## Stated problem
Copy all of the material exactly. Pictures are not to appear in the copy.

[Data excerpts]
————
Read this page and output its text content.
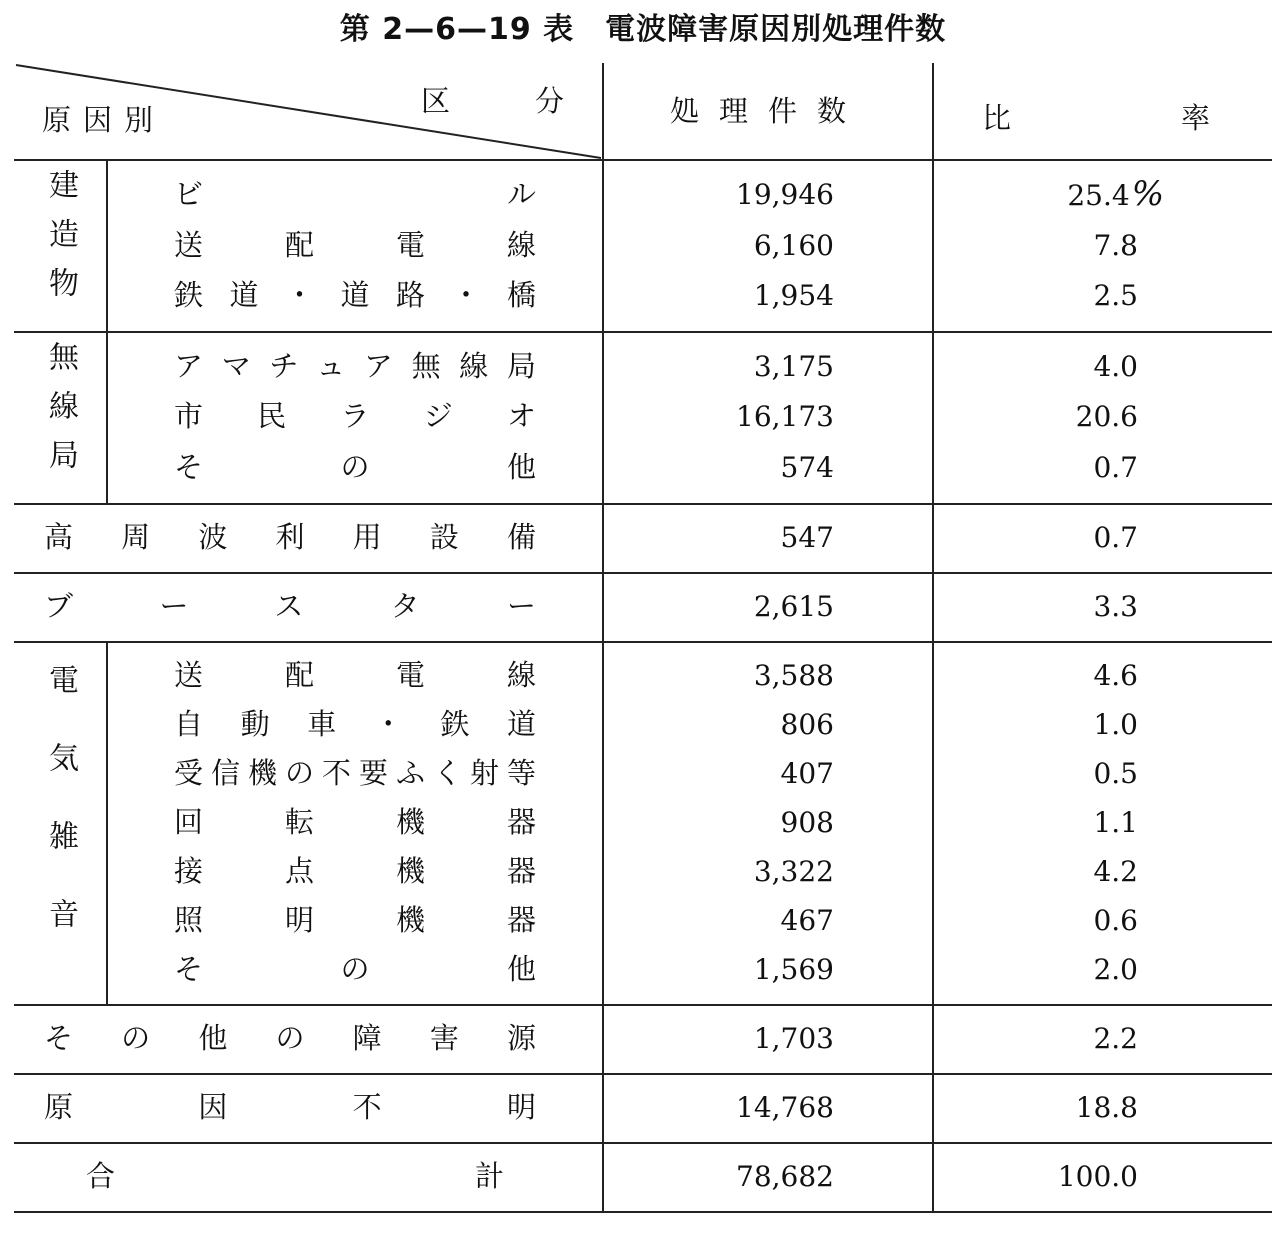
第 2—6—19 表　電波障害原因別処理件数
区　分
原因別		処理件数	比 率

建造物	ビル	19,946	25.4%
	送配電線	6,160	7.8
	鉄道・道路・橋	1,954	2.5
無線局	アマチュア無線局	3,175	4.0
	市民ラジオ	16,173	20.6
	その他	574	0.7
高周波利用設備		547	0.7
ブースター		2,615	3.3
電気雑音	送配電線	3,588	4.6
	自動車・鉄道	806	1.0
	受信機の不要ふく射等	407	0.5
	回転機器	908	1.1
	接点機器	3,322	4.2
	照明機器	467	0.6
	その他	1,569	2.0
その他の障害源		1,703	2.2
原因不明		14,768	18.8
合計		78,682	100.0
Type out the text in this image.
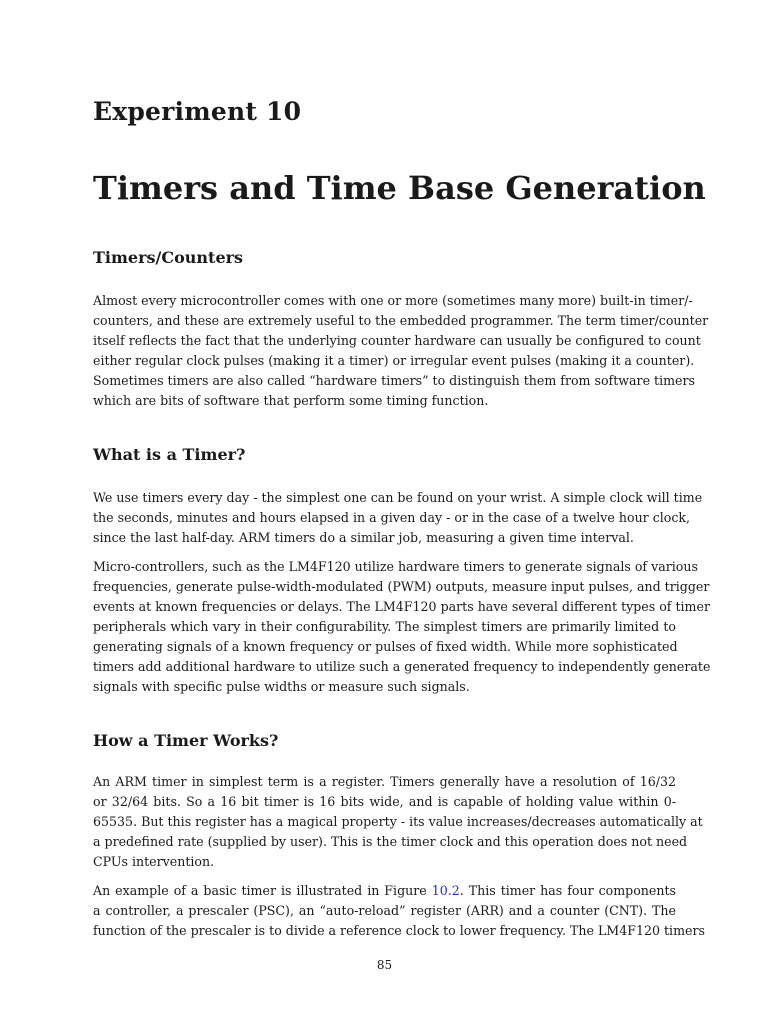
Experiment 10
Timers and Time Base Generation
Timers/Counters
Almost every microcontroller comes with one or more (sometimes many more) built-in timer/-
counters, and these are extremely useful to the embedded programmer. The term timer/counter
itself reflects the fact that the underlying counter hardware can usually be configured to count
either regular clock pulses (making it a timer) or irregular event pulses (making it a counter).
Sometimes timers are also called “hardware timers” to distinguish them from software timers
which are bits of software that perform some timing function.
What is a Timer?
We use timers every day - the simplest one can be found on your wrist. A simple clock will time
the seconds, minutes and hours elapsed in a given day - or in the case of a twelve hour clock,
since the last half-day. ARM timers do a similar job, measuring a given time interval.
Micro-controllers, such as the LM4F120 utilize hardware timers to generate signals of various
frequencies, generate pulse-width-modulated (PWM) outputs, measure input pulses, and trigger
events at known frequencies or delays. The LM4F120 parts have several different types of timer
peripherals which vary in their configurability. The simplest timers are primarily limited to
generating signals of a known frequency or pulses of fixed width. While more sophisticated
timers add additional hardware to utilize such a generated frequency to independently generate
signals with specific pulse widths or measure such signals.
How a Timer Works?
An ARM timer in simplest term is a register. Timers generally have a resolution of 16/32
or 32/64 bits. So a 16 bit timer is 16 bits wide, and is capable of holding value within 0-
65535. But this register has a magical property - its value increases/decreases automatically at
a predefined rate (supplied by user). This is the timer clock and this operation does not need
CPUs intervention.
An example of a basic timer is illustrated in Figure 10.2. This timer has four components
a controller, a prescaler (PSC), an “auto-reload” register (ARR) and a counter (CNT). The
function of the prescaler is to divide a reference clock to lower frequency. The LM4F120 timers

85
————
## Solution to the exercise
Read this page and output its text content.
第 2—6—19 表　電波障害原因別処理件数
区　分
原因別		処理件数	比 率

建造物	ビル	19,946	25.4%
	送配電線	6,160	7.8
	鉄道・道路・橋	1,954	2.5
無線局	アマチュア無線局	3,175	4.0
	市民ラジオ	16,173	20.6
	その他	574	0.7
高周波利用設備		547	0.7
ブースター		2,615	3.3
電気雑音	送配電線	3,588	4.6
	自動車・鉄道	806	1.0
	受信機の不要ふく射等	407	0.5
	回転機器	908	1.1
	接点機器	3,322	4.2
	照明機器	467	0.6
	その他	1,569	2.0
その他の障害源		1,703	2.2
原因不明		14,768	18.8
合計		78,682	100.0
Type out the text in this image.
Experiment 10
Timers and Time Base Generation
Timers/Counters
Almost every microcontroller comes with one or more (sometimes many more) built-in timer/-
counters, and these are extremely useful to the embedded programmer. The term timer/counter
itself reflects the fact that the underlying counter hardware can usually be configured to count
either regular clock pulses (making it a timer) or irregular event pulses (making it a counter).
Sometimes timers are also called “hardware timers” to distinguish them from software timers
which are bits of software that perform some timing function.
What is a Timer?
We use timers every day - the simplest one can be found on your wrist. A simple clock will time
the seconds, minutes and hours elapsed in a given day - or in the case of a twelve hour clock,
since the last half-day. ARM timers do a similar job, measuring a given time interval.
Micro-controllers, such as the LM4F120 utilize hardware timers to generate signals of various
frequencies, generate pulse-width-modulated (PWM) outputs, measure input pulses, and trigger
events at known frequencies or delays. The LM4F120 parts have several different types of timer
peripherals which vary in their configurability. The simplest timers are primarily limited to
generating signals of a known frequency or pulses of fixed width. While more sophisticated
timers add additional hardware to utilize such a generated frequency to independently generate
signals with specific pulse widths or measure such signals.
How a Timer Works?
An ARM timer in simplest term is a register. Timers generally have a resolution of 16/32
or 32/64 bits. So a 16 bit timer is 16 bits wide, and is capable of holding value within 0-
65535. But this register has a magical property - its value increases/decreases automatically at
a predefined rate (supplied by user). This is the timer clock and this operation does not need
CPUs intervention.
An example of a basic timer is illustrated in Figure 10.2. This timer has four components
a controller, a prescaler (PSC), an “auto-reload” register (ARR) and a counter (CNT). The
function of the prescaler is to divide a reference clock to lower frequency. The LM4F120 timers

85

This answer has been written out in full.